§ **WHAT TO WORK ON**: Below are some records. Retype exactly the lines from the one containing "Transcribe this image's" through the one containing "What data populates", both included, skipping every picture.

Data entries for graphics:
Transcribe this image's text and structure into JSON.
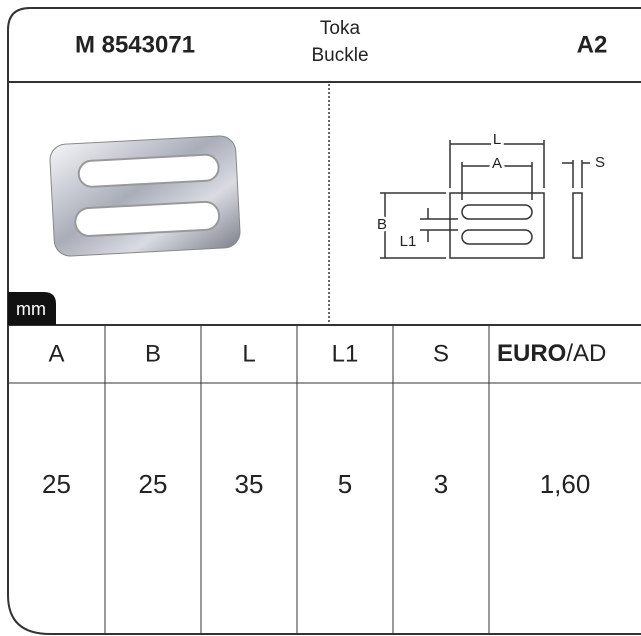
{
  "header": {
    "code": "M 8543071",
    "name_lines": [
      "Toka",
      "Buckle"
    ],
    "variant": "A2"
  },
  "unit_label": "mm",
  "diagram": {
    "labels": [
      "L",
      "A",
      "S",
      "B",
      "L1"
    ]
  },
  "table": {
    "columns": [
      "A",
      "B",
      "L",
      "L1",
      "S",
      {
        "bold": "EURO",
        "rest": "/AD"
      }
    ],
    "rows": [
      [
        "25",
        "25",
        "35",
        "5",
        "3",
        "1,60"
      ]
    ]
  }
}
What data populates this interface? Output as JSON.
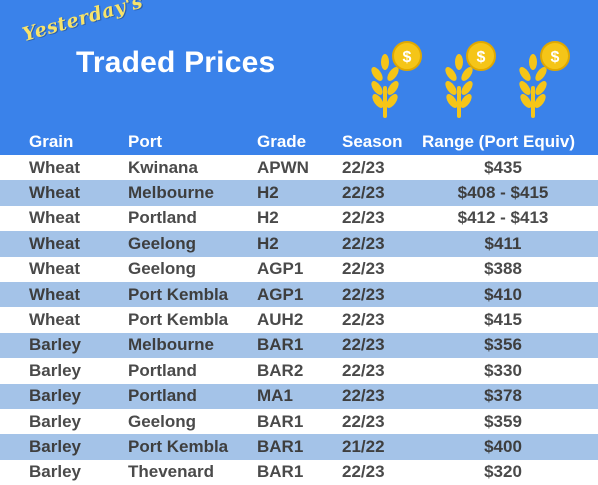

---

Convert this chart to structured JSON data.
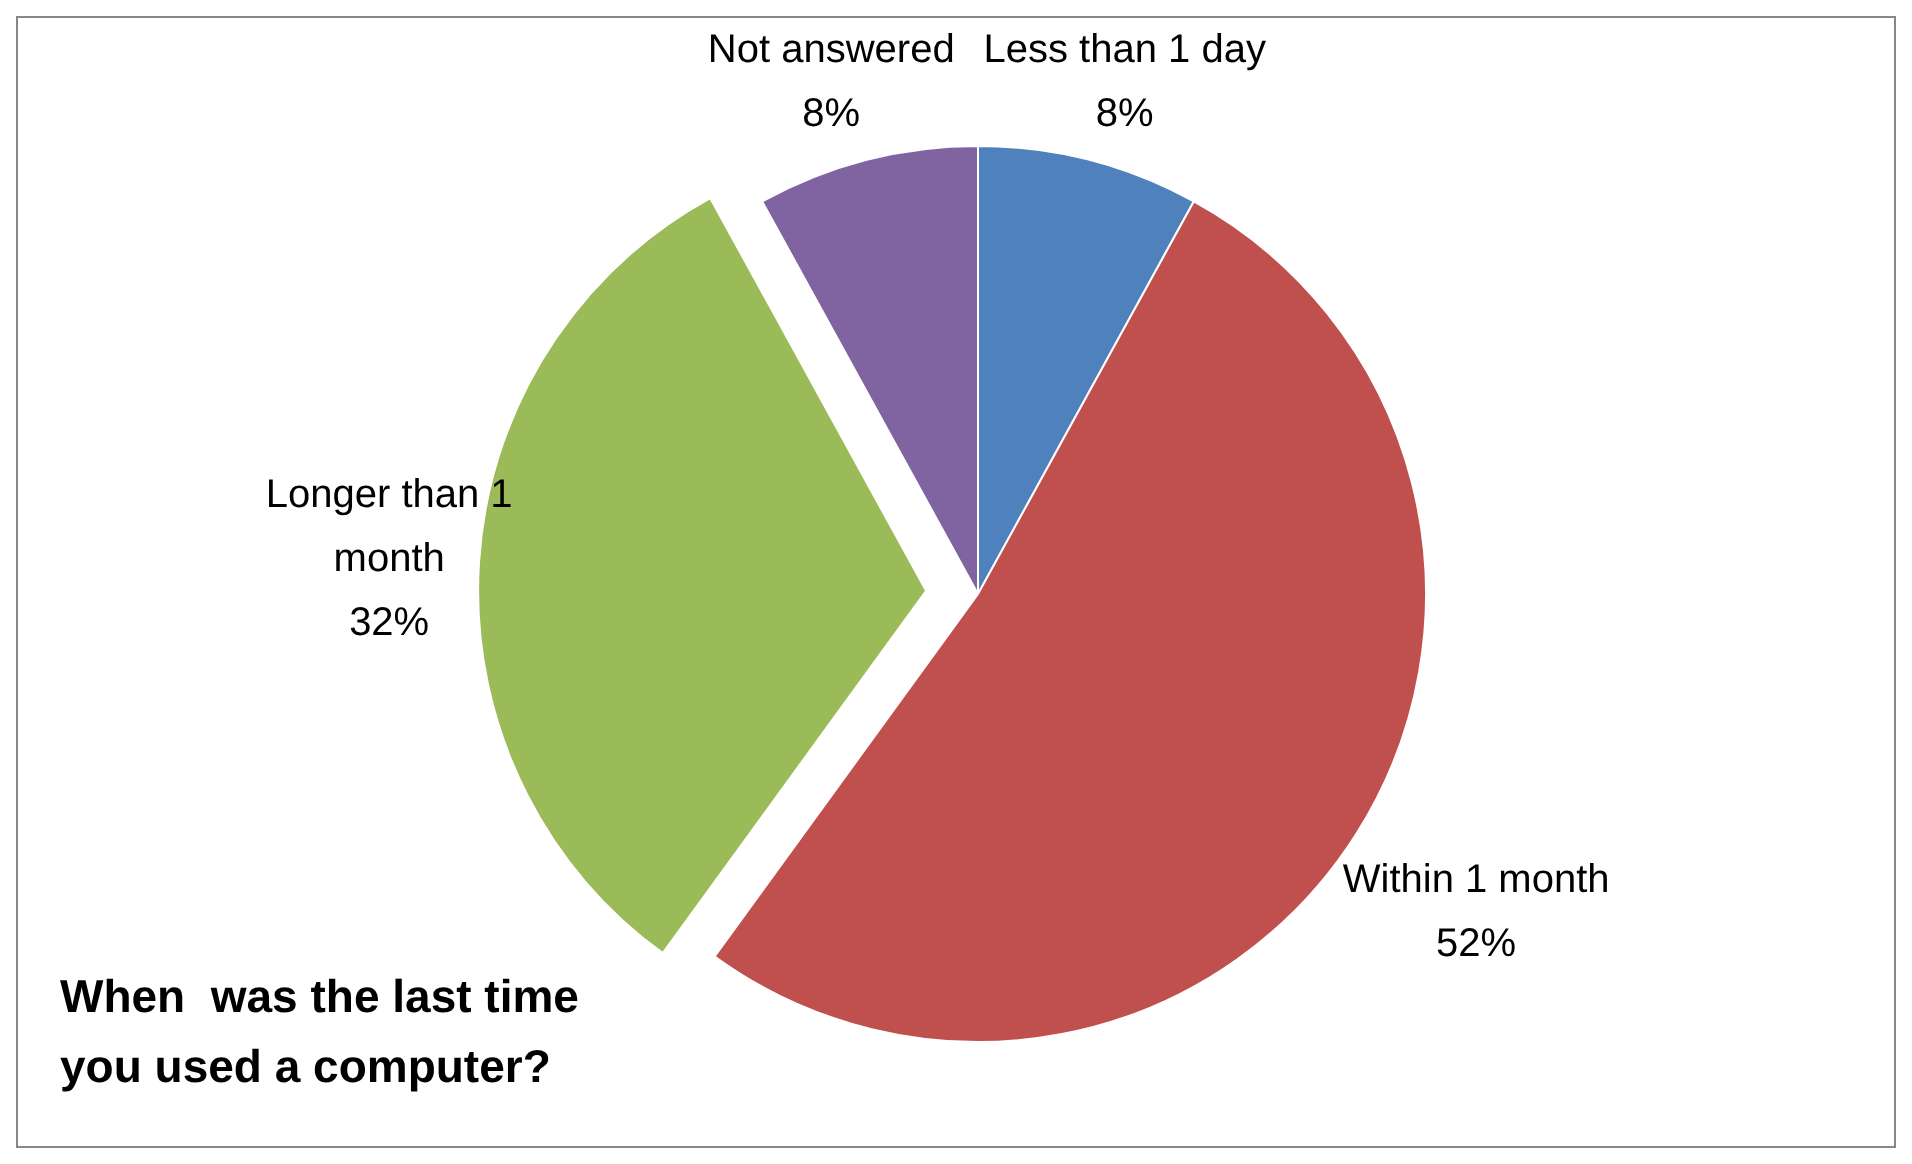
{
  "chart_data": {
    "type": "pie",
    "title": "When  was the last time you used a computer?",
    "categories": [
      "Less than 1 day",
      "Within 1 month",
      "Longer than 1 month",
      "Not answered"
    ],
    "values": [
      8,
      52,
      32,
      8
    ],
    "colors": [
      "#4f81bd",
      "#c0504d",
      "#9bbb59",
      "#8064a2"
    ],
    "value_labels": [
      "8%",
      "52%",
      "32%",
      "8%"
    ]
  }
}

---

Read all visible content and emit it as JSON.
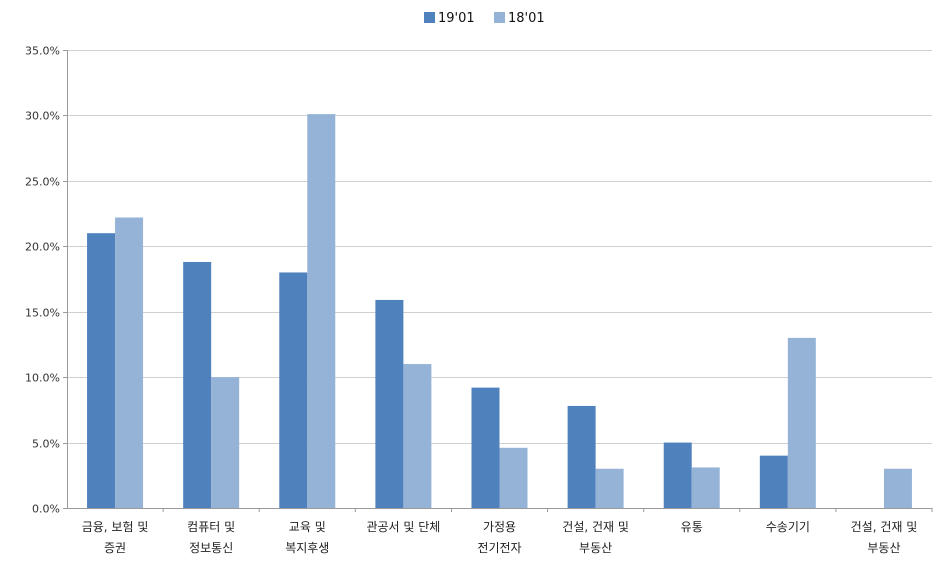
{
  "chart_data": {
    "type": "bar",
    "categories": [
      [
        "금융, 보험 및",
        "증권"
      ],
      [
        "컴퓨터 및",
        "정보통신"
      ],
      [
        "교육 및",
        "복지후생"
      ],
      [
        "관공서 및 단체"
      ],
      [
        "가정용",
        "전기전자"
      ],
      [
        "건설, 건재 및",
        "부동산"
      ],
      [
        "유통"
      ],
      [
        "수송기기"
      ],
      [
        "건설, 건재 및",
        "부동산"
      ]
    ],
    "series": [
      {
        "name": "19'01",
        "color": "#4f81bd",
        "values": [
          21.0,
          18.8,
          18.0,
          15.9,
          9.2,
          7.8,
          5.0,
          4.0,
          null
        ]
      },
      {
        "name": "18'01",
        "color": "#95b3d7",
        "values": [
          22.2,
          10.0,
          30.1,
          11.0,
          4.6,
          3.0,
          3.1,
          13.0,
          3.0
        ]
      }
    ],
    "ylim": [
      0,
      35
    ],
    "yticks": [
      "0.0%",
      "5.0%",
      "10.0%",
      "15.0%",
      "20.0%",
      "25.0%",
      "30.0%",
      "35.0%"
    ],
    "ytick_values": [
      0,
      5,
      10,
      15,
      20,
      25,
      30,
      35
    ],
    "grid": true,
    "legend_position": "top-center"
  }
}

§ **WRITTEN ANSWER**:
Transcribe this image's text and structure into JSON.
{
  "header": {
    "code": "M 8543071",
    "name_lines": [
      "Toka",
      "Buckle"
    ],
    "variant": "A2"
  },
  "unit_label": "mm",
  "diagram": {
    "labels": [
      "L",
      "A",
      "S",
      "B",
      "L1"
    ]
  },
  "table": {
    "columns": [
      "A",
      "B",
      "L",
      "L1",
      "S",
      {
        "bold": "EURO",
        "rest": "/AD"
      }
    ],
    "rows": [
      [
        "25",
        "25",
        "35",
        "5",
        "3",
        "1,60"
      ]
    ]
  }
}
What data populates this interface? Output as JSON.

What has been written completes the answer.